→ WRITTEN PROBLEM
Return each line of the material below verbatim, character for character, without altering, omitting, or reordering anything.

-- Start of DATA IN THIS EXERCISE --

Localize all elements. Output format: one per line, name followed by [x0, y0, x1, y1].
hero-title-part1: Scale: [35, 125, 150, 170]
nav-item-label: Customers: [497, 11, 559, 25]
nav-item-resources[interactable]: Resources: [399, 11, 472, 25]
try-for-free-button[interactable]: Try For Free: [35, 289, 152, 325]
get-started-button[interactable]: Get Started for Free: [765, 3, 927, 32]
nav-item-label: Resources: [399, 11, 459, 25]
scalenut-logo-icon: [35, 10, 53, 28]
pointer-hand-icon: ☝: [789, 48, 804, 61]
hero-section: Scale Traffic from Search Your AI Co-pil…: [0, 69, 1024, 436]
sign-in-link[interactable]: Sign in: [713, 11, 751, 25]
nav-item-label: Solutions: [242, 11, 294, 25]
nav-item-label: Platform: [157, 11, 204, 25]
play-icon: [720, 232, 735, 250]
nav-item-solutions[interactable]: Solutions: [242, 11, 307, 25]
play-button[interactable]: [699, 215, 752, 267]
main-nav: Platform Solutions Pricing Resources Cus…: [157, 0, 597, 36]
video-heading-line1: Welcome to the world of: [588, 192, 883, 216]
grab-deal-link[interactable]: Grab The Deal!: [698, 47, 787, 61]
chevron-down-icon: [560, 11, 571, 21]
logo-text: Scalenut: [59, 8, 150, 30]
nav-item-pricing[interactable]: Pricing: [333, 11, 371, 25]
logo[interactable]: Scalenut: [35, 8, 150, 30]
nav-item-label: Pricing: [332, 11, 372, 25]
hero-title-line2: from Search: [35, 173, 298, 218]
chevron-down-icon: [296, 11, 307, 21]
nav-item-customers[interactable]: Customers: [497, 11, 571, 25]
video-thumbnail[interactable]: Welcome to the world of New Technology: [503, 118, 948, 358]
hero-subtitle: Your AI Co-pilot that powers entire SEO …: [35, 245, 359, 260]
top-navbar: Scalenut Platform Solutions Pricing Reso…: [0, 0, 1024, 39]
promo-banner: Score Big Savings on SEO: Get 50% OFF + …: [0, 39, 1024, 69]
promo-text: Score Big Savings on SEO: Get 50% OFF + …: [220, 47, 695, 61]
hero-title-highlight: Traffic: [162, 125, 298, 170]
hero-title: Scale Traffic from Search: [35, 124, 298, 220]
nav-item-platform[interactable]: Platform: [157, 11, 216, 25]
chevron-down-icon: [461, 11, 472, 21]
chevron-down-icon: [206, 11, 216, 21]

-- End of DATA IN THIS EXERCISE --

→ RESULT FOR THIS TASK
Localize all elements. Output format: one per line, name followed by [x0, y0, x1, y1].
hero-title-part1: Scale: [35, 125, 150, 170]
nav-item-label: Customers: [497, 11, 559, 25]
nav-item-resources[interactable]: Resources: [399, 11, 472, 25]
try-for-free-button[interactable]: Try For Free: [35, 289, 152, 325]
get-started-button[interactable]: Get Started for Free: [765, 3, 927, 32]
nav-item-label: Resources: [399, 11, 459, 25]
scalenut-logo-icon: [35, 10, 53, 28]
pointer-hand-icon: ☝: [789, 48, 804, 61]
hero-section: Scale Traffic from Search Your AI Co-pil…: [0, 69, 1024, 436]
sign-in-link[interactable]: Sign in: [713, 11, 751, 25]
nav-item-label: Solutions: [242, 11, 294, 25]
nav-item-label: Platform: [157, 11, 204, 25]
play-icon: [720, 232, 735, 250]
nav-item-solutions[interactable]: Solutions: [242, 11, 307, 25]
play-button[interactable]: [699, 215, 752, 267]
main-nav: Platform Solutions Pricing Resources Cus…: [157, 0, 597, 36]
video-heading-line1: Welcome to the world of: [588, 192, 883, 216]
grab-deal-link[interactable]: Grab The Deal!: [698, 47, 787, 61]
chevron-down-icon: [560, 11, 571, 21]
logo-text: Scalenut: [59, 8, 150, 30]
nav-item-pricing[interactable]: Pricing: [333, 11, 371, 25]
logo[interactable]: Scalenut: [35, 8, 150, 30]
nav-item-label: Pricing: [332, 11, 372, 25]
hero-title-line2: from Search: [35, 173, 298, 218]
chevron-down-icon: [296, 11, 307, 21]
nav-item-customers[interactable]: Customers: [497, 11, 571, 25]
video-thumbnail[interactable]: Welcome to the world of New Technology: [503, 118, 948, 358]
hero-subtitle: Your AI Co-pilot that powers entire SEO …: [35, 245, 359, 260]
top-navbar: Scalenut Platform Solutions Pricing Reso…: [0, 0, 1024, 39]
promo-banner: Score Big Savings on SEO: Get 50% OFF + …: [0, 39, 1024, 69]
promo-text: Score Big Savings on SEO: Get 50% OFF + …: [220, 47, 695, 61]
hero-title-highlight: Traffic: [162, 125, 298, 170]
hero-title: Scale Traffic from Search: [35, 124, 298, 220]
nav-item-platform[interactable]: Platform: [157, 11, 216, 25]
chevron-down-icon: [461, 11, 472, 21]
chevron-down-icon: [206, 11, 216, 21]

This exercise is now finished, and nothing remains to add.